>> Begin

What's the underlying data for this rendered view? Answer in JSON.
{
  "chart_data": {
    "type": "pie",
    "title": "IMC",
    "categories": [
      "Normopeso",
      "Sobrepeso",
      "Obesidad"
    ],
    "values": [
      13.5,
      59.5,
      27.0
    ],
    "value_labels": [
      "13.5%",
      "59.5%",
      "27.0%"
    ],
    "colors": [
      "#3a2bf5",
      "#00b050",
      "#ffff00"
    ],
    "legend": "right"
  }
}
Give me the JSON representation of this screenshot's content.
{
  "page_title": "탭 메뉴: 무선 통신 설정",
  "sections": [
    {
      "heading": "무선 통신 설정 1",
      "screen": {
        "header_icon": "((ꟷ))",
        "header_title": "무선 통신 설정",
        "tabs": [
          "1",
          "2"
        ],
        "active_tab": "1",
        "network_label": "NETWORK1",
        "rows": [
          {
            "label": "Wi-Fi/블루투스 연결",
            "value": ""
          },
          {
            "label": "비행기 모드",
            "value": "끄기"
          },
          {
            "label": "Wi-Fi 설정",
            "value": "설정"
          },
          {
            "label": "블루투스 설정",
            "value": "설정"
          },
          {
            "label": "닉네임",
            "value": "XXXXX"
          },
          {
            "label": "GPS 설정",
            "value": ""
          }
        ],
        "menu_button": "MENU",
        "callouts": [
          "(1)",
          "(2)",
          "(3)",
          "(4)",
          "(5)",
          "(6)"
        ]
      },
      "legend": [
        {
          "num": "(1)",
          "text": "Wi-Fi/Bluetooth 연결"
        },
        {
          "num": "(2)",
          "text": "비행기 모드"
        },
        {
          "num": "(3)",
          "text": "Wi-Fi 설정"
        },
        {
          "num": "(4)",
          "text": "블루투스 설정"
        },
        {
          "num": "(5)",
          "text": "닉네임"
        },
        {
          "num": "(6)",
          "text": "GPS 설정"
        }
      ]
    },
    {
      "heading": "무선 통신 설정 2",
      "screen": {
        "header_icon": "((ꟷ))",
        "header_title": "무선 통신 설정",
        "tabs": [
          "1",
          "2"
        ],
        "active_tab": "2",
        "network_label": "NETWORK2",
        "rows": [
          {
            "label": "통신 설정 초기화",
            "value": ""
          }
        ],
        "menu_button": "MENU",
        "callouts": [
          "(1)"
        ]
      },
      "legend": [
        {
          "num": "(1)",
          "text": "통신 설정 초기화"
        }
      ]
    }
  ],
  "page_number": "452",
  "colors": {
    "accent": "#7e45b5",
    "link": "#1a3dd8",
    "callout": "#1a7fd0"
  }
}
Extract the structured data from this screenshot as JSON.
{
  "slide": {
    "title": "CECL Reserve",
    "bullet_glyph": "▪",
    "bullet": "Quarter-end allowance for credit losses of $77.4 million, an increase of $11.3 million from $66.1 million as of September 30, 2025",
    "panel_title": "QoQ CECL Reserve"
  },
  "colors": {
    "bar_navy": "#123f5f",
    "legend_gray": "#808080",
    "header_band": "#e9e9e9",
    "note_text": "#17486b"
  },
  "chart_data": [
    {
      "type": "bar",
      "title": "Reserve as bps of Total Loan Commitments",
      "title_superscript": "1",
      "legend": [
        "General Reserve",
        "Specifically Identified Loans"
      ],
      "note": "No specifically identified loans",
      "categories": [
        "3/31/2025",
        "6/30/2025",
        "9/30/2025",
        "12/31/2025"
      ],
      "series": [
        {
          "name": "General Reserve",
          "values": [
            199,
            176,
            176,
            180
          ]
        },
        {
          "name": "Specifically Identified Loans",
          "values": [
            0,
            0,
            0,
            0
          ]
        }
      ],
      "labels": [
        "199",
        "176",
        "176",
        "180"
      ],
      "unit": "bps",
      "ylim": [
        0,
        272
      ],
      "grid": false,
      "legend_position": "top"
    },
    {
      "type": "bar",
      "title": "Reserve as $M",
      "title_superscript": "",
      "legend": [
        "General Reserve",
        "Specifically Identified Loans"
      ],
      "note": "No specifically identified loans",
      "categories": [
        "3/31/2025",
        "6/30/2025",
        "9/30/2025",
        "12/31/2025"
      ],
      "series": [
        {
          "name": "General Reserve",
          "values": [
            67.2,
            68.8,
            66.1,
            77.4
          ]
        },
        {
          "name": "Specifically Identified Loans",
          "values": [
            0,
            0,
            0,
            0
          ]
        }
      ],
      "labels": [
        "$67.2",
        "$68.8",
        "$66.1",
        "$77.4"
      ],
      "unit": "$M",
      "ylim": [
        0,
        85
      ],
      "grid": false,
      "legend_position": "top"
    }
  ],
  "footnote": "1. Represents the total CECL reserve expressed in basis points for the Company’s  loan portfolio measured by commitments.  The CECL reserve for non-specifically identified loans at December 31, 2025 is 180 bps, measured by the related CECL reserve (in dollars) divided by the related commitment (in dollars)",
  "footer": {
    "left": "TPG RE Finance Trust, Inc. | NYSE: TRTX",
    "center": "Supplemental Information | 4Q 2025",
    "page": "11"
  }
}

>> End

▶ What is being asked: Make an exact copy of the records.

▶ Solution:
What's the underlying data for this rendered view? Answer in JSON.
{
  "chart_data": {
    "type": "pie",
    "title": "IMC",
    "categories": [
      "Normopeso",
      "Sobrepeso",
      "Obesidad"
    ],
    "values": [
      13.5,
      59.5,
      27.0
    ],
    "value_labels": [
      "13.5%",
      "59.5%",
      "27.0%"
    ],
    "colors": [
      "#3a2bf5",
      "#00b050",
      "#ffff00"
    ],
    "legend": "right"
  }
}
Give me the JSON representation of this screenshot's content.
{
  "page_title": "탭 메뉴: 무선 통신 설정",
  "sections": [
    {
      "heading": "무선 통신 설정 1",
      "screen": {
        "header_icon": "((ꟷ))",
        "header_title": "무선 통신 설정",
        "tabs": [
          "1",
          "2"
        ],
        "active_tab": "1",
        "network_label": "NETWORK1",
        "rows": [
          {
            "label": "Wi-Fi/블루투스 연결",
            "value": ""
          },
          {
            "label": "비행기 모드",
            "value": "끄기"
          },
          {
            "label": "Wi-Fi 설정",
            "value": "설정"
          },
          {
            "label": "블루투스 설정",
            "value": "설정"
          },
          {
            "label": "닉네임",
            "value": "XXXXX"
          },
          {
            "label": "GPS 설정",
            "value": ""
          }
        ],
        "menu_button": "MENU",
        "callouts": [
          "(1)",
          "(2)",
          "(3)",
          "(4)",
          "(5)",
          "(6)"
        ]
      },
      "legend": [
        {
          "num": "(1)",
          "text": "Wi-Fi/Bluetooth 연결"
        },
        {
          "num": "(2)",
          "text": "비행기 모드"
        },
        {
          "num": "(3)",
          "text": "Wi-Fi 설정"
        },
        {
          "num": "(4)",
          "text": "블루투스 설정"
        },
        {
          "num": "(5)",
          "text": "닉네임"
        },
        {
          "num": "(6)",
          "text": "GPS 설정"
        }
      ]
    },
    {
      "heading": "무선 통신 설정 2",
      "screen": {
        "header_icon": "((ꟷ))",
        "header_title": "무선 통신 설정",
        "tabs": [
          "1",
          "2"
        ],
        "active_tab": "2",
        "network_label": "NETWORK2",
        "rows": [
          {
            "label": "통신 설정 초기화",
            "value": ""
          }
        ],
        "menu_button": "MENU",
        "callouts": [
          "(1)"
        ]
      },
      "legend": [
        {
          "num": "(1)",
          "text": "통신 설정 초기화"
        }
      ]
    }
  ],
  "page_number": "452",
  "colors": {
    "accent": "#7e45b5",
    "link": "#1a3dd8",
    "callout": "#1a7fd0"
  }
}
Extract the structured data from this screenshot as JSON.
{
  "slide": {
    "title": "CECL Reserve",
    "bullet_glyph": "▪",
    "bullet": "Quarter-end allowance for credit losses of $77.4 million, an increase of $11.3 million from $66.1 million as of September 30, 2025",
    "panel_title": "QoQ CECL Reserve"
  },
  "colors": {
    "bar_navy": "#123f5f",
    "legend_gray": "#808080",
    "header_band": "#e9e9e9",
    "note_text": "#17486b"
  },
  "chart_data": [
    {
      "type": "bar",
      "title": "Reserve as bps of Total Loan Commitments",
      "title_superscript": "1",
      "legend": [
        "General Reserve",
        "Specifically Identified Loans"
      ],
      "note": "No specifically identified loans",
      "categories": [
        "3/31/2025",
        "6/30/2025",
        "9/30/2025",
        "12/31/2025"
      ],
      "series": [
        {
          "name": "General Reserve",
          "values": [
            199,
            176,
            176,
            180
          ]
        },
        {
          "name": "Specifically Identified Loans",
          "values": [
            0,
            0,
            0,
            0
          ]
        }
      ],
      "labels": [
        "199",
        "176",
        "176",
        "180"
      ],
      "unit": "bps",
      "ylim": [
        0,
        272
      ],
      "grid": false,
      "legend_position": "top"
    },
    {
      "type": "bar",
      "title": "Reserve as $M",
      "title_superscript": "",
      "legend": [
        "General Reserve",
        "Specifically Identified Loans"
      ],
      "note": "No specifically identified loans",
      "categories": [
        "3/31/2025",
        "6/30/2025",
        "9/30/2025",
        "12/31/2025"
      ],
      "series": [
        {
          "name": "General Reserve",
          "values": [
            67.2,
            68.8,
            66.1,
            77.4
          ]
        },
        {
          "name": "Specifically Identified Loans",
          "values": [
            0,
            0,
            0,
            0
          ]
        }
      ],
      "labels": [
        "$67.2",
        "$68.8",
        "$66.1",
        "$77.4"
      ],
      "unit": "$M",
      "ylim": [
        0,
        85
      ],
      "grid": false,
      "legend_position": "top"
    }
  ],
  "footnote": "1. Represents the total CECL reserve expressed in basis points for the Company’s  loan portfolio measured by commitments.  The CECL reserve for non-specifically identified loans at December 31, 2025 is 180 bps, measured by the related CECL reserve (in dollars) divided by the related commitment (in dollars)",
  "footer": {
    "left": "TPG RE Finance Trust, Inc. | NYSE: TRTX",
    "center": "Supplemental Information | 4Q 2025",
    "page": "11"
  }
}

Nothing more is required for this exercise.